What is required — Search the data for the string "series" and gather each line it is in.

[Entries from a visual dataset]
---*---

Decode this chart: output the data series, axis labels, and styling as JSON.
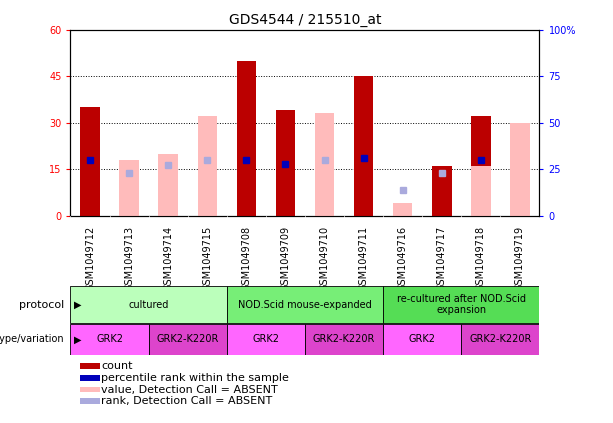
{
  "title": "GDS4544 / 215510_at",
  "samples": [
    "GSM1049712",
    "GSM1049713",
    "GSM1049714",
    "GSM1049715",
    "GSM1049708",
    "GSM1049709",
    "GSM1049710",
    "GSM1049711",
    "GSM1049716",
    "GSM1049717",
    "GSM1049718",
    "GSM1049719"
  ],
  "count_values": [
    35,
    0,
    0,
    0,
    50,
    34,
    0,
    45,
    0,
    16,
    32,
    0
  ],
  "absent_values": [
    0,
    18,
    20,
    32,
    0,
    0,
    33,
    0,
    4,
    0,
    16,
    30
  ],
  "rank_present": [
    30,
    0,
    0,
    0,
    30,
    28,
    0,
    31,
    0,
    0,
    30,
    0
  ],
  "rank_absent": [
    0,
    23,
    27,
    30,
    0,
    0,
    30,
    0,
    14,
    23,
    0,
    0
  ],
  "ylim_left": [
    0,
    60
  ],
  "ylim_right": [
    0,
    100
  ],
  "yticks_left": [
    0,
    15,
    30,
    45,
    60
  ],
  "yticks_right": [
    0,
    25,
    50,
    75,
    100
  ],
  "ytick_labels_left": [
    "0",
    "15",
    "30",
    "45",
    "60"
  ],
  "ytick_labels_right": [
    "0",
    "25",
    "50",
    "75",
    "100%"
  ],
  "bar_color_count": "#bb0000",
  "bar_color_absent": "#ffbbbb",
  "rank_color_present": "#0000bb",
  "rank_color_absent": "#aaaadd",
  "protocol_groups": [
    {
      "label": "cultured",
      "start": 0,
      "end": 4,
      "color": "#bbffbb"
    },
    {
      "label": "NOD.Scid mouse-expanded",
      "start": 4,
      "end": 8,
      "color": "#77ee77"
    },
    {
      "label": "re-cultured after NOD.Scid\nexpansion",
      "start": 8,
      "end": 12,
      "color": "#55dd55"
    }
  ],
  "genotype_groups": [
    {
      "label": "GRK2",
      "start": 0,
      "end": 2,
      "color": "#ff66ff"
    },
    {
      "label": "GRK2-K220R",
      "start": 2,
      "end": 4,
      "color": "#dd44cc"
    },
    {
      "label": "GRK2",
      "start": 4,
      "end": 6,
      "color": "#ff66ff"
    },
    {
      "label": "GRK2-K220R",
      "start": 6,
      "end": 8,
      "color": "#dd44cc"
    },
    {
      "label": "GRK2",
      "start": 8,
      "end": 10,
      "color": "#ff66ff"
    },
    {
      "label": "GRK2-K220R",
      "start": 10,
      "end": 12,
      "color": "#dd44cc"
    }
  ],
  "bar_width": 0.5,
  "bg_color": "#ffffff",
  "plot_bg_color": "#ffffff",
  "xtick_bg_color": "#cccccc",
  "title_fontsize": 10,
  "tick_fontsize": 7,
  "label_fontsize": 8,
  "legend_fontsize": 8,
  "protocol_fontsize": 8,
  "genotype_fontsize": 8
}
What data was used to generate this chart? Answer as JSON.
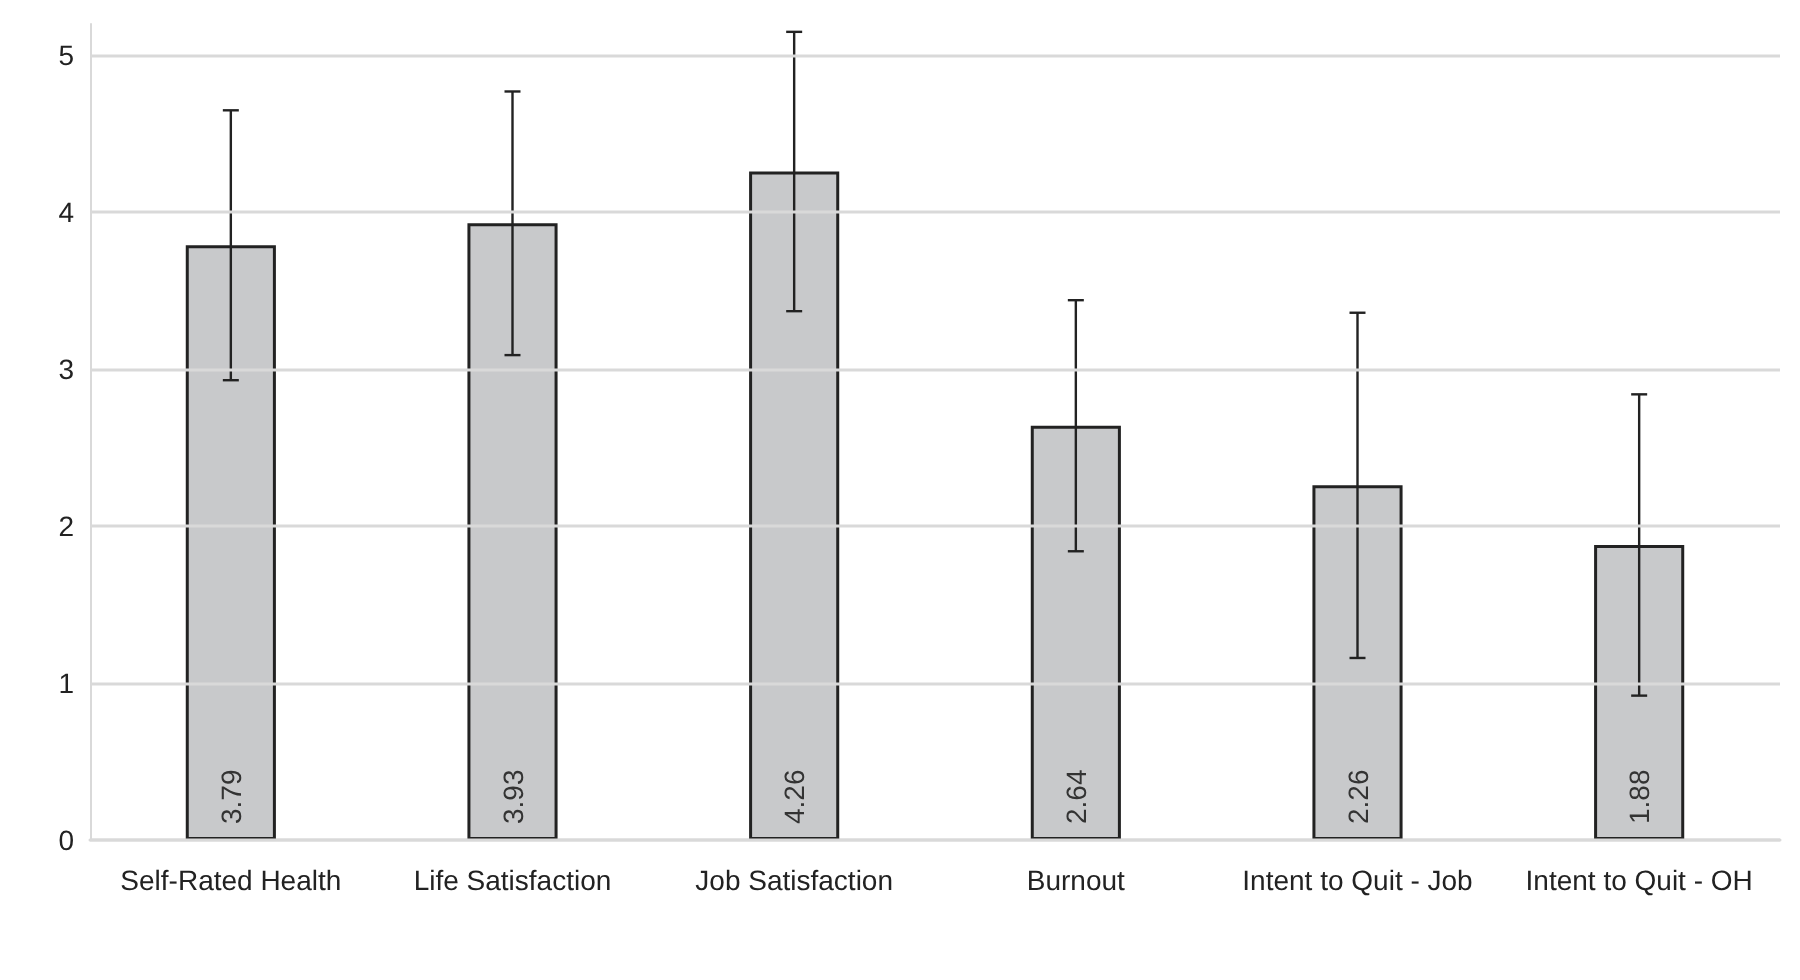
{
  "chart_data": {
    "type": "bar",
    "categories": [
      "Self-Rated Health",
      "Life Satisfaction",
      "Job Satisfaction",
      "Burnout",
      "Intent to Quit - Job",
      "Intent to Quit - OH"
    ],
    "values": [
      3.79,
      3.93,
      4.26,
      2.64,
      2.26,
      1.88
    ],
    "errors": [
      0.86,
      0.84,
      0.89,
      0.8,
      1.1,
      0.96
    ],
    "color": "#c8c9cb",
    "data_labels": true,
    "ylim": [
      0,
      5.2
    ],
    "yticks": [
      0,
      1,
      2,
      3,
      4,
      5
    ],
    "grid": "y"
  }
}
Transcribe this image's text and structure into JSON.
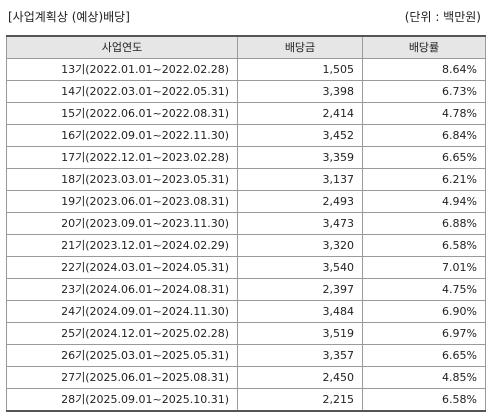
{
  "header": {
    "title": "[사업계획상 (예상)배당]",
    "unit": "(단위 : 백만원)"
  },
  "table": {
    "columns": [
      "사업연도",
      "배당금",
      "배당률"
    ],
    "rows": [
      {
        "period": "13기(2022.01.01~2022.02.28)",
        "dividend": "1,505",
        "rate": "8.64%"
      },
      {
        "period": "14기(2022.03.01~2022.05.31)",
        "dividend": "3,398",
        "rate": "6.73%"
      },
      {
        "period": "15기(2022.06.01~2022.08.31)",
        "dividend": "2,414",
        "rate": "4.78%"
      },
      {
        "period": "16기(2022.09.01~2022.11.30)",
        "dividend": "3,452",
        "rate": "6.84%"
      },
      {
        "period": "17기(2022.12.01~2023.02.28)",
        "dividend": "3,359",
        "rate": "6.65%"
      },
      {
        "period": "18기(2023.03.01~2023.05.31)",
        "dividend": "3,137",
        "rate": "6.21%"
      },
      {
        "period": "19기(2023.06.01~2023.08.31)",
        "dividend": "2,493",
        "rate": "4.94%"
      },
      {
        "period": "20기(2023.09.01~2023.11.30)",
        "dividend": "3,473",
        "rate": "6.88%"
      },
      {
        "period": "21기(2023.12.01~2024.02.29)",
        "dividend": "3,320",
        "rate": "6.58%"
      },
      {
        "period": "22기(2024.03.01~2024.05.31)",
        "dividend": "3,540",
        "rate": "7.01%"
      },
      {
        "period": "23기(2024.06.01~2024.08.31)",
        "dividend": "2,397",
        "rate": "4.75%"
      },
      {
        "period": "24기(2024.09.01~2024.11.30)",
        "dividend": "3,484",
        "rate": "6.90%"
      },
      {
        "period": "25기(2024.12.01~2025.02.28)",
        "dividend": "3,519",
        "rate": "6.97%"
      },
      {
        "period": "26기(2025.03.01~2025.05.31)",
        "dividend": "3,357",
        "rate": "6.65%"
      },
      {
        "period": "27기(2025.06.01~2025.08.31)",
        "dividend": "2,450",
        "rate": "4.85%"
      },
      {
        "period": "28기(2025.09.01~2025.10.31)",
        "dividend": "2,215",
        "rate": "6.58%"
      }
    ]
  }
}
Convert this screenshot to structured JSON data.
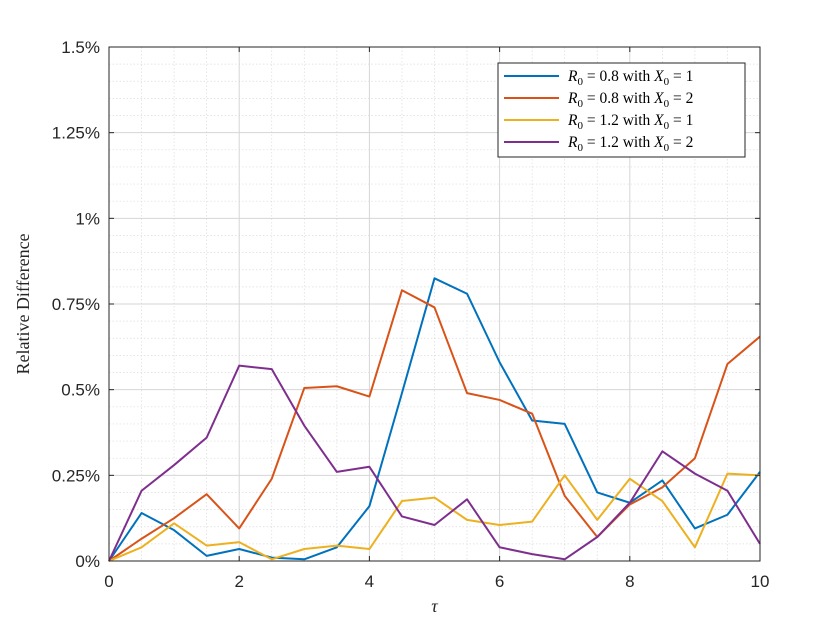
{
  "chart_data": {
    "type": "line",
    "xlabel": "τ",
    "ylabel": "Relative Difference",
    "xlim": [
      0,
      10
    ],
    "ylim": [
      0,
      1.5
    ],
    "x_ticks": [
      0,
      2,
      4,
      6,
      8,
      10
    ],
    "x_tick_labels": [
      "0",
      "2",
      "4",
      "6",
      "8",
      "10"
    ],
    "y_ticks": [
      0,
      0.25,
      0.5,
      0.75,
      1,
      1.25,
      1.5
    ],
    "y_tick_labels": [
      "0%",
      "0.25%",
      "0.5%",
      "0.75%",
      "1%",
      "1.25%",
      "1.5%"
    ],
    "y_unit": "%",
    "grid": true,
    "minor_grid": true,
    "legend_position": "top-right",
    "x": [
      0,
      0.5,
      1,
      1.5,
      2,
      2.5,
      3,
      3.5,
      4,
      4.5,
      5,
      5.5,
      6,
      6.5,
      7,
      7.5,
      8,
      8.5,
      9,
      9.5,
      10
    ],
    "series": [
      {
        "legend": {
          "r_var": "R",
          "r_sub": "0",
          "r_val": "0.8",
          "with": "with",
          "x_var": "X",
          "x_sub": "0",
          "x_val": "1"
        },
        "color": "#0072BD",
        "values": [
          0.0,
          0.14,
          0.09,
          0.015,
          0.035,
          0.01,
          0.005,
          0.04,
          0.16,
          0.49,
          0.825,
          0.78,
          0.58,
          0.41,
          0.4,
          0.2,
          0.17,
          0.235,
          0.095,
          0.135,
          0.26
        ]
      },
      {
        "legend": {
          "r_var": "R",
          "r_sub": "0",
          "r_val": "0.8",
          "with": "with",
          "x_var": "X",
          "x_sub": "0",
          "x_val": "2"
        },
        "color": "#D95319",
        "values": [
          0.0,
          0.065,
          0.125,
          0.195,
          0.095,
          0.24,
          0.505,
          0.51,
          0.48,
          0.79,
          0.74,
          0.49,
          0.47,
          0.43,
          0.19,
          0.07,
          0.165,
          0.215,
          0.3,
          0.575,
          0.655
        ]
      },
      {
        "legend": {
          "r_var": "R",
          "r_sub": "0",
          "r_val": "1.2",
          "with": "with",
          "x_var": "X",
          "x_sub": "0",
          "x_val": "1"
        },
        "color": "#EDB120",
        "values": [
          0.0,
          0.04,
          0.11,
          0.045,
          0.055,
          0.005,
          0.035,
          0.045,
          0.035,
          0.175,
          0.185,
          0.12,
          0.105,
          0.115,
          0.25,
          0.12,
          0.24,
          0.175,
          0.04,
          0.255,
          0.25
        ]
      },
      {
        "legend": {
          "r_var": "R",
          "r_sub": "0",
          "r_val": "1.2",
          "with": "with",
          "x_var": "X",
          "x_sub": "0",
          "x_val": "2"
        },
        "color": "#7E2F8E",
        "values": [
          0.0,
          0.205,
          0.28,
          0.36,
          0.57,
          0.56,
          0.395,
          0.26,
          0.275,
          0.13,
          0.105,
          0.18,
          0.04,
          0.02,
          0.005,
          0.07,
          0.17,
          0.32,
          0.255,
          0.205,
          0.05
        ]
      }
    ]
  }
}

---*---

Output of the task —
Decode this chart: output the data series, axis labels, and styling as JSON.
    "series": [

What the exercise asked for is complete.